__RECORDS FOR THIS EXERCISE__:
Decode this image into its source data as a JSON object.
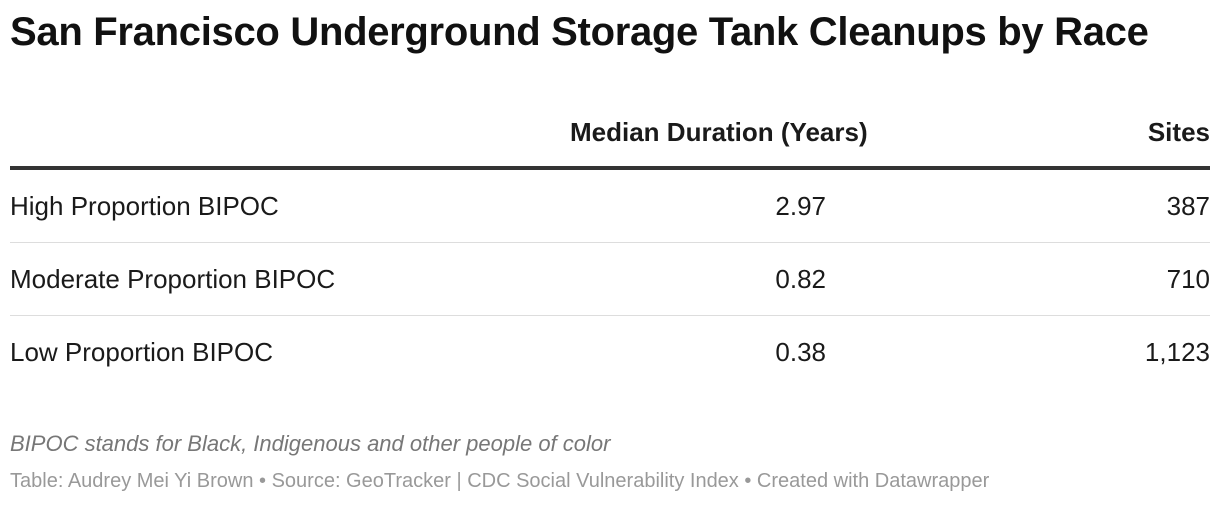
{
  "chart_data": {
    "type": "table",
    "title": "San Francisco Underground Storage Tank Cleanups by Race",
    "columns": [
      "",
      "Median Duration (Years)",
      "Sites"
    ],
    "rows": [
      {
        "category": "High Proportion BIPOC",
        "median_duration": "2.97",
        "sites": "387"
      },
      {
        "category": "Moderate Proportion BIPOC",
        "median_duration": "0.82",
        "sites": "710"
      },
      {
        "category": "Low Proportion BIPOC",
        "median_duration": "0.38",
        "sites": "1,123"
      }
    ],
    "notes": "BIPOC stands for Black, Indigenous and other people of color",
    "footer": "Table: Audrey Mei Yi Brown • Source: GeoTracker | CDC Social Vulnerability Index • Created with Datawrapper"
  }
}
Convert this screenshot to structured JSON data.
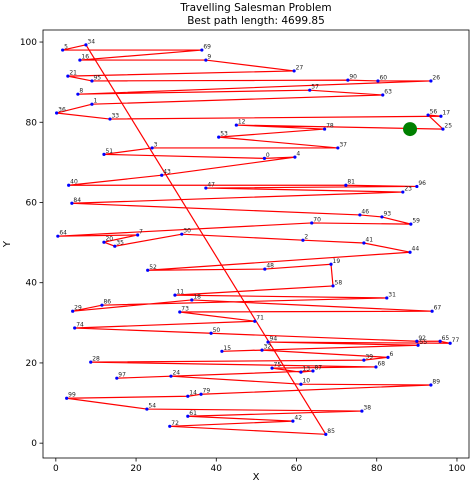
{
  "chart_data": {
    "type": "tsp",
    "title": "Travelling Salesman Problem",
    "subtitle": "Best path length: 4699.85",
    "xlabel": "X",
    "ylabel": "Y",
    "xlim": [
      -3.2,
      103
    ],
    "ylim": [
      -3.7,
      103
    ],
    "xticks": [
      0,
      20,
      40,
      60,
      80,
      100
    ],
    "yticks": [
      0,
      20,
      40,
      60,
      80,
      100
    ],
    "point_color": "blue",
    "path_color": "red",
    "start": {
      "x": 88.3,
      "y": 78.3,
      "color": "green"
    },
    "labels": [
      34,
      5,
      69,
      16,
      9,
      27,
      21,
      95,
      90,
      60,
      26,
      8,
      57,
      63,
      1,
      36,
      33,
      17,
      56,
      25,
      12,
      78,
      53,
      37,
      3,
      51,
      0,
      4,
      43,
      40,
      81,
      96,
      47,
      23,
      84,
      46,
      93,
      59,
      70,
      64,
      7,
      20,
      35,
      30,
      2,
      41,
      44,
      52,
      48,
      19,
      58,
      11,
      31,
      86,
      29,
      18,
      67,
      73,
      71,
      74,
      50,
      92,
      65,
      77,
      94,
      55,
      15,
      32,
      6,
      39,
      28,
      68,
      75,
      13,
      87,
      97,
      24,
      10,
      89,
      79,
      14,
      99,
      54,
      38,
      61,
      42,
      72,
      85
    ],
    "x": [
      7.5,
      1.7,
      36.4,
      6,
      37.4,
      59.4,
      3,
      9,
      72.8,
      80.3,
      93.5,
      5.5,
      63.3,
      81.5,
      9,
      0.2,
      13.5,
      96,
      92.8,
      96.5,
      45,
      67,
      40.6,
      70.3,
      24,
      12,
      52,
      59.6,
      26.4,
      3.2,
      72.3,
      90,
      37.4,
      86.5,
      4,
      75.8,
      81.3,
      88.5,
      63.8,
      0.5,
      20.4,
      12,
      14.7,
      31.4,
      61.6,
      76.8,
      88.3,
      22.9,
      52.1,
      68.6,
      69.1,
      29.7,
      82.5,
      11.5,
      4.2,
      33.9,
      93.8,
      30.9,
      49.6,
      4.7,
      38.7,
      90,
      95.8,
      98.3,
      52.9,
      90.3,
      41.4,
      51.4,
      82.8,
      76.8,
      8.7,
      79.8,
      53.9,
      61.1,
      64.1,
      15.2,
      28.7,
      61.1,
      93.5,
      36.2,
      32.9,
      2.7,
      22.7,
      76.3,
      32.9,
      59.1,
      28.4,
      67.3
    ],
    "y": [
      99.3,
      98,
      98,
      95.5,
      95.5,
      92.8,
      91.5,
      90.3,
      90.5,
      90.3,
      90.3,
      87,
      88,
      86.8,
      84.5,
      82.3,
      80.8,
      81.5,
      81.8,
      78.3,
      79.3,
      78.3,
      76.3,
      73.6,
      73.6,
      72,
      71,
      71.3,
      66.8,
      64.3,
      64.3,
      64,
      63.6,
      62.6,
      59.8,
      56.9,
      56.4,
      54.6,
      54.9,
      51.6,
      51.9,
      50.1,
      49.1,
      52.1,
      50.6,
      49.9,
      47.6,
      43.1,
      43.4,
      44.6,
      39.2,
      36.9,
      36.2,
      34.4,
      32.9,
      35.7,
      32.9,
      32.7,
      30.4,
      28.7,
      27.4,
      25.4,
      25.4,
      24.9,
      25.2,
      24.4,
      22.9,
      23.2,
      21.4,
      20.7,
      20.2,
      19,
      18.7,
      17.7,
      18,
      16.2,
      16.7,
      14.7,
      14.5,
      12.2,
      11.7,
      11.2,
      8.5,
      8,
      6.7,
      5.5,
      4.2,
      2.2
    ]
  }
}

__STATED TASK__: Give the count of lines holding the word "category", with no other words.

__EXPECTED ANSWER__: 3